:: Rows

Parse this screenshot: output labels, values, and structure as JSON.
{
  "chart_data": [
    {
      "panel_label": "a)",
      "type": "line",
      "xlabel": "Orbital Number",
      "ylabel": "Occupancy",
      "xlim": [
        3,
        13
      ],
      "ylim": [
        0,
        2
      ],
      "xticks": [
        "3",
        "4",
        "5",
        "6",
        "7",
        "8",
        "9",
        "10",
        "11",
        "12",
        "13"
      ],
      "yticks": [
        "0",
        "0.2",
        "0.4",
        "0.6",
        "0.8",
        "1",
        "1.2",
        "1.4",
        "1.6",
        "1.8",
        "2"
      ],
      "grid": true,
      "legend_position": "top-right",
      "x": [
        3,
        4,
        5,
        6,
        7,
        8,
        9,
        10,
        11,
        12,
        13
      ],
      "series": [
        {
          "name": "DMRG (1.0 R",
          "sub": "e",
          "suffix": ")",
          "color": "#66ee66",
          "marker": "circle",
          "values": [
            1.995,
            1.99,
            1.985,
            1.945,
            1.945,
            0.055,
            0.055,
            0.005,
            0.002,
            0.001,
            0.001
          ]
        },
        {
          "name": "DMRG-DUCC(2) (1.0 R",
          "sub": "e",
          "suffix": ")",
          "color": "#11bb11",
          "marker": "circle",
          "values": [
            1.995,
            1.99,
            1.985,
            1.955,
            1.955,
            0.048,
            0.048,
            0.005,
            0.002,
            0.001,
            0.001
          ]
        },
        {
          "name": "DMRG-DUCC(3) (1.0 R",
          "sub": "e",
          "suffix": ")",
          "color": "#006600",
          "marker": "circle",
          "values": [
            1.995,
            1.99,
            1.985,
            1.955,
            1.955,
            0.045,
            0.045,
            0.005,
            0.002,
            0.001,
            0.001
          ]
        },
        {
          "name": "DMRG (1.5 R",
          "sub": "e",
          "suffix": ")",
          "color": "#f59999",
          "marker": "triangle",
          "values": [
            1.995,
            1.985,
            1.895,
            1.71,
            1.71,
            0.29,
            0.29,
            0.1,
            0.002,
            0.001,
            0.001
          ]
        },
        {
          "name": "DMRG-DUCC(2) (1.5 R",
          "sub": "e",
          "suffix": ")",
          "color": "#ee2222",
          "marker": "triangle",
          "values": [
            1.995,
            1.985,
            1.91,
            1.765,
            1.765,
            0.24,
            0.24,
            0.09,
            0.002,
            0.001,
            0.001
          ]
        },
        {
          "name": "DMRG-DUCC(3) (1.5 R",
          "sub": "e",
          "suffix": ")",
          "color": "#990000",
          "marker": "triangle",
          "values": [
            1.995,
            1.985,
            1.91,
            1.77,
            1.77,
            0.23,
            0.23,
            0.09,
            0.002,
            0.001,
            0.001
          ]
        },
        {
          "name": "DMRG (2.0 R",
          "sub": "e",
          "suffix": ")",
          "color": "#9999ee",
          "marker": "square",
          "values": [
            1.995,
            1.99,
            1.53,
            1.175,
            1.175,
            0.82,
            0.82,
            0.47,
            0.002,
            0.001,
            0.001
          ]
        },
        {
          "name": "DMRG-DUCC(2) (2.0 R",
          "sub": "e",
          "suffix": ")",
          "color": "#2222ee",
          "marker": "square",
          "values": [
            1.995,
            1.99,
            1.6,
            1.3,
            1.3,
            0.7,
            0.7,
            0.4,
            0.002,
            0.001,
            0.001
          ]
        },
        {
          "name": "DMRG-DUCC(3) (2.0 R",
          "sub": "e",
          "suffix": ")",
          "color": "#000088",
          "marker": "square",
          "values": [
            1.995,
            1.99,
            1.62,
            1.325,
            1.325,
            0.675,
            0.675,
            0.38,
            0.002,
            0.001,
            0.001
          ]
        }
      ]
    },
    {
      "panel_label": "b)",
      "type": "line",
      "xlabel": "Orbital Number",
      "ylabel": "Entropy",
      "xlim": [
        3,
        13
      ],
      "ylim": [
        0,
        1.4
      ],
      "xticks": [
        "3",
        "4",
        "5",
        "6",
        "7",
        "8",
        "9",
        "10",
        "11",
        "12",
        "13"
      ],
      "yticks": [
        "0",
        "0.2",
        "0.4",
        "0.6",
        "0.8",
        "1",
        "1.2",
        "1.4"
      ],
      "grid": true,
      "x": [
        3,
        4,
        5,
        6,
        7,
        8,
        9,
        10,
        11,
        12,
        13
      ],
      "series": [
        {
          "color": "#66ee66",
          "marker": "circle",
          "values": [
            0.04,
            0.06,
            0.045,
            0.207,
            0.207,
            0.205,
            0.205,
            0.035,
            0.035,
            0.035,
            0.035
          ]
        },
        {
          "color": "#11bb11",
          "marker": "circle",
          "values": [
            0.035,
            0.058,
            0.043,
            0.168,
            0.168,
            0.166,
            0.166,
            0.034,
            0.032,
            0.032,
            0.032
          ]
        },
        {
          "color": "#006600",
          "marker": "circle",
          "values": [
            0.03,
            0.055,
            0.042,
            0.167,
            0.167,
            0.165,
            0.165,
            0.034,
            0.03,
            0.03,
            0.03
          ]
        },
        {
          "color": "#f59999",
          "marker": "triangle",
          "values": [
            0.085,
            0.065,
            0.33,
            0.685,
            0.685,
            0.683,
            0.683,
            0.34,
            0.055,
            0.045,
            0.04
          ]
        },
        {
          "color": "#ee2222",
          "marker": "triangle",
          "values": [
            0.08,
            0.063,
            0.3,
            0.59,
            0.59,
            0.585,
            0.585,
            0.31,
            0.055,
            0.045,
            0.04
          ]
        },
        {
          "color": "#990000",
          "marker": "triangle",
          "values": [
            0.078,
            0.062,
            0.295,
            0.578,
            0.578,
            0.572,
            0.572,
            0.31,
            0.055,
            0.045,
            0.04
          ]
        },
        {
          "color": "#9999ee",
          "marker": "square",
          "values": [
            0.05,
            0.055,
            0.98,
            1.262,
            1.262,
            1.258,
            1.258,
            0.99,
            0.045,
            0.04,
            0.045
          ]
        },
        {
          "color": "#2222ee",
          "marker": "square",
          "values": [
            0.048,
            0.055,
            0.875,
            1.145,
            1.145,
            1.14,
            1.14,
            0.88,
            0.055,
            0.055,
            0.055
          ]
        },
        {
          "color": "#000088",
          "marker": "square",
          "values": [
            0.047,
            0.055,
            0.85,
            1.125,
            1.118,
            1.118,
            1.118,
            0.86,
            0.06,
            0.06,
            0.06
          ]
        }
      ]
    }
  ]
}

::::

Work to complete:
Make an exact copy of every entry.

Output for this exercise:
Parse this screenshot: output labels, values, and structure as JSON.
{
  "chart_data": [
    {
      "panel_label": "a)",
      "type": "line",
      "xlabel": "Orbital Number",
      "ylabel": "Occupancy",
      "xlim": [
        3,
        13
      ],
      "ylim": [
        0,
        2
      ],
      "xticks": [
        "3",
        "4",
        "5",
        "6",
        "7",
        "8",
        "9",
        "10",
        "11",
        "12",
        "13"
      ],
      "yticks": [
        "0",
        "0.2",
        "0.4",
        "0.6",
        "0.8",
        "1",
        "1.2",
        "1.4",
        "1.6",
        "1.8",
        "2"
      ],
      "grid": true,
      "legend_position": "top-right",
      "x": [
        3,
        4,
        5,
        6,
        7,
        8,
        9,
        10,
        11,
        12,
        13
      ],
      "series": [
        {
          "name": "DMRG (1.0 R",
          "sub": "e",
          "suffix": ")",
          "color": "#66ee66",
          "marker": "circle",
          "values": [
            1.995,
            1.99,
            1.985,
            1.945,
            1.945,
            0.055,
            0.055,
            0.005,
            0.002,
            0.001,
            0.001
          ]
        },
        {
          "name": "DMRG-DUCC(2) (1.0 R",
          "sub": "e",
          "suffix": ")",
          "color": "#11bb11",
          "marker": "circle",
          "values": [
            1.995,
            1.99,
            1.985,
            1.955,
            1.955,
            0.048,
            0.048,
            0.005,
            0.002,
            0.001,
            0.001
          ]
        },
        {
          "name": "DMRG-DUCC(3) (1.0 R",
          "sub": "e",
          "suffix": ")",
          "color": "#006600",
          "marker": "circle",
          "values": [
            1.995,
            1.99,
            1.985,
            1.955,
            1.955,
            0.045,
            0.045,
            0.005,
            0.002,
            0.001,
            0.001
          ]
        },
        {
          "name": "DMRG (1.5 R",
          "sub": "e",
          "suffix": ")",
          "color": "#f59999",
          "marker": "triangle",
          "values": [
            1.995,
            1.985,
            1.895,
            1.71,
            1.71,
            0.29,
            0.29,
            0.1,
            0.002,
            0.001,
            0.001
          ]
        },
        {
          "name": "DMRG-DUCC(2) (1.5 R",
          "sub": "e",
          "suffix": ")",
          "color": "#ee2222",
          "marker": "triangle",
          "values": [
            1.995,
            1.985,
            1.91,
            1.765,
            1.765,
            0.24,
            0.24,
            0.09,
            0.002,
            0.001,
            0.001
          ]
        },
        {
          "name": "DMRG-DUCC(3) (1.5 R",
          "sub": "e",
          "suffix": ")",
          "color": "#990000",
          "marker": "triangle",
          "values": [
            1.995,
            1.985,
            1.91,
            1.77,
            1.77,
            0.23,
            0.23,
            0.09,
            0.002,
            0.001,
            0.001
          ]
        },
        {
          "name": "DMRG (2.0 R",
          "sub": "e",
          "suffix": ")",
          "color": "#9999ee",
          "marker": "square",
          "values": [
            1.995,
            1.99,
            1.53,
            1.175,
            1.175,
            0.82,
            0.82,
            0.47,
            0.002,
            0.001,
            0.001
          ]
        },
        {
          "name": "DMRG-DUCC(2) (2.0 R",
          "sub": "e",
          "suffix": ")",
          "color": "#2222ee",
          "marker": "square",
          "values": [
            1.995,
            1.99,
            1.6,
            1.3,
            1.3,
            0.7,
            0.7,
            0.4,
            0.002,
            0.001,
            0.001
          ]
        },
        {
          "name": "DMRG-DUCC(3) (2.0 R",
          "sub": "e",
          "suffix": ")",
          "color": "#000088",
          "marker": "square",
          "values": [
            1.995,
            1.99,
            1.62,
            1.325,
            1.325,
            0.675,
            0.675,
            0.38,
            0.002,
            0.001,
            0.001
          ]
        }
      ]
    },
    {
      "panel_label": "b)",
      "type": "line",
      "xlabel": "Orbital Number",
      "ylabel": "Entropy",
      "xlim": [
        3,
        13
      ],
      "ylim": [
        0,
        1.4
      ],
      "xticks": [
        "3",
        "4",
        "5",
        "6",
        "7",
        "8",
        "9",
        "10",
        "11",
        "12",
        "13"
      ],
      "yticks": [
        "0",
        "0.2",
        "0.4",
        "0.6",
        "0.8",
        "1",
        "1.2",
        "1.4"
      ],
      "grid": true,
      "x": [
        3,
        4,
        5,
        6,
        7,
        8,
        9,
        10,
        11,
        12,
        13
      ],
      "series": [
        {
          "color": "#66ee66",
          "marker": "circle",
          "values": [
            0.04,
            0.06,
            0.045,
            0.207,
            0.207,
            0.205,
            0.205,
            0.035,
            0.035,
            0.035,
            0.035
          ]
        },
        {
          "color": "#11bb11",
          "marker": "circle",
          "values": [
            0.035,
            0.058,
            0.043,
            0.168,
            0.168,
            0.166,
            0.166,
            0.034,
            0.032,
            0.032,
            0.032
          ]
        },
        {
          "color": "#006600",
          "marker": "circle",
          "values": [
            0.03,
            0.055,
            0.042,
            0.167,
            0.167,
            0.165,
            0.165,
            0.034,
            0.03,
            0.03,
            0.03
          ]
        },
        {
          "color": "#f59999",
          "marker": "triangle",
          "values": [
            0.085,
            0.065,
            0.33,
            0.685,
            0.685,
            0.683,
            0.683,
            0.34,
            0.055,
            0.045,
            0.04
          ]
        },
        {
          "color": "#ee2222",
          "marker": "triangle",
          "values": [
            0.08,
            0.063,
            0.3,
            0.59,
            0.59,
            0.585,
            0.585,
            0.31,
            0.055,
            0.045,
            0.04
          ]
        },
        {
          "color": "#990000",
          "marker": "triangle",
          "values": [
            0.078,
            0.062,
            0.295,
            0.578,
            0.578,
            0.572,
            0.572,
            0.31,
            0.055,
            0.045,
            0.04
          ]
        },
        {
          "color": "#9999ee",
          "marker": "square",
          "values": [
            0.05,
            0.055,
            0.98,
            1.262,
            1.262,
            1.258,
            1.258,
            0.99,
            0.045,
            0.04,
            0.045
          ]
        },
        {
          "color": "#2222ee",
          "marker": "square",
          "values": [
            0.048,
            0.055,
            0.875,
            1.145,
            1.145,
            1.14,
            1.14,
            0.88,
            0.055,
            0.055,
            0.055
          ]
        },
        {
          "color": "#000088",
          "marker": "square",
          "values": [
            0.047,
            0.055,
            0.85,
            1.125,
            1.118,
            1.118,
            1.118,
            0.86,
            0.06,
            0.06,
            0.06
          ]
        }
      ]
    }
  ]
}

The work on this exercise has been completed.